§ Objective: Copy the lines of the material below without changing anything.

— Start Exercise inputs —

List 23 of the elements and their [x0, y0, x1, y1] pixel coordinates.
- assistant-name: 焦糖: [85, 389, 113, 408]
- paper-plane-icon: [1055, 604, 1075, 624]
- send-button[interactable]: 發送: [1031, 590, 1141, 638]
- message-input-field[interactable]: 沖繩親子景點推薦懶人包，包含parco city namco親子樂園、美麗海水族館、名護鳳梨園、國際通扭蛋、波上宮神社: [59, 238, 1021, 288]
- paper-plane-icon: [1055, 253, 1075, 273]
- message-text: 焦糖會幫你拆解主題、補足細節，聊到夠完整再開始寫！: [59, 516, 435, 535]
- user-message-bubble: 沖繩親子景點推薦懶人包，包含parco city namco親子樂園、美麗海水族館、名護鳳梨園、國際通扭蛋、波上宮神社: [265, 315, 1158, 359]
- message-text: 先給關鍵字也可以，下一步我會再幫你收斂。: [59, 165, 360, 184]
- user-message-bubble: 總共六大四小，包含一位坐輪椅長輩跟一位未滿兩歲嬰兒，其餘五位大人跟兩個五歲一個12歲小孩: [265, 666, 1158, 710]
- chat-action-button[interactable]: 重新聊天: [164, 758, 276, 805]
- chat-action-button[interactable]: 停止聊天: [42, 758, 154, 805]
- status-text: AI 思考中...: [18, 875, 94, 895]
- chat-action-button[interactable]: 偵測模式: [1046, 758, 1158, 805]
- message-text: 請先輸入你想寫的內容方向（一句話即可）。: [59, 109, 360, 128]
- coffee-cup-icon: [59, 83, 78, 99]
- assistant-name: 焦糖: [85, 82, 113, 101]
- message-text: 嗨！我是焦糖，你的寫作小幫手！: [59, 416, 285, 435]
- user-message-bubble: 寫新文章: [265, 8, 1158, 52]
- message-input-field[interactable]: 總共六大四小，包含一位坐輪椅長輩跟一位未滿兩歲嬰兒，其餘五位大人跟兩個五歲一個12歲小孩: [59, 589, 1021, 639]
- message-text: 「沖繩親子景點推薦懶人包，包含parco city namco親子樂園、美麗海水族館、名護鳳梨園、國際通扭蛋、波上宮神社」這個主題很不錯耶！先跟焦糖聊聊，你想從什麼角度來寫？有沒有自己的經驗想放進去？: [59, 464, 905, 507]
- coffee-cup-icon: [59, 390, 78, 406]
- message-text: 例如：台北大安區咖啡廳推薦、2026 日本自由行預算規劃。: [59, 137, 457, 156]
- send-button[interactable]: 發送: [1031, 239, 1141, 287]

— End Exercise inputs —

§ Complete answer:
List 23 of the elements and their [x0, y0, x1, y1] pixel coordinates.
- assistant-name: 焦糖: [85, 389, 113, 408]
- paper-plane-icon: [1055, 604, 1075, 624]
- send-button[interactable]: 發送: [1031, 590, 1141, 638]
- message-input-field[interactable]: 沖繩親子景點推薦懶人包，包含parco city namco親子樂園、美麗海水族館、名護鳳梨園、國際通扭蛋、波上宮神社: [59, 238, 1021, 288]
- paper-plane-icon: [1055, 253, 1075, 273]
- message-text: 焦糖會幫你拆解主題、補足細節，聊到夠完整再開始寫！: [59, 516, 435, 535]
- user-message-bubble: 沖繩親子景點推薦懶人包，包含parco city namco親子樂園、美麗海水族館、名護鳳梨園、國際通扭蛋、波上宮神社: [265, 315, 1158, 359]
- message-text: 先給關鍵字也可以，下一步我會再幫你收斂。: [59, 165, 360, 184]
- user-message-bubble: 總共六大四小，包含一位坐輪椅長輩跟一位未滿兩歲嬰兒，其餘五位大人跟兩個五歲一個12歲小孩: [265, 666, 1158, 710]
- chat-action-button[interactable]: 重新聊天: [164, 758, 276, 805]
- chat-action-button[interactable]: 停止聊天: [42, 758, 154, 805]
- status-text: AI 思考中...: [18, 875, 94, 895]
- chat-action-button[interactable]: 偵測模式: [1046, 758, 1158, 805]
- message-text: 請先輸入你想寫的內容方向（一句話即可）。: [59, 109, 360, 128]
- coffee-cup-icon: [59, 83, 78, 99]
- assistant-name: 焦糖: [85, 82, 113, 101]
- message-text: 嗨！我是焦糖，你的寫作小幫手！: [59, 416, 285, 435]
- user-message-bubble: 寫新文章: [265, 8, 1158, 52]
- message-input-field[interactable]: 總共六大四小，包含一位坐輪椅長輩跟一位未滿兩歲嬰兒，其餘五位大人跟兩個五歲一個12歲小孩: [59, 589, 1021, 639]
- message-text: 「沖繩親子景點推薦懶人包，包含parco city namco親子樂園、美麗海水族館、名護鳳梨園、國際通扭蛋、波上宮神社」這個主題很不錯耶！先跟焦糖聊聊，你想從什麼角度來寫？有沒有自己的經驗想放進去？: [59, 464, 905, 507]
- coffee-cup-icon: [59, 390, 78, 406]
- message-text: 例如：台北大安區咖啡廳推薦、2026 日本自由行預算規劃。: [59, 137, 457, 156]
- send-button[interactable]: 發送: [1031, 239, 1141, 287]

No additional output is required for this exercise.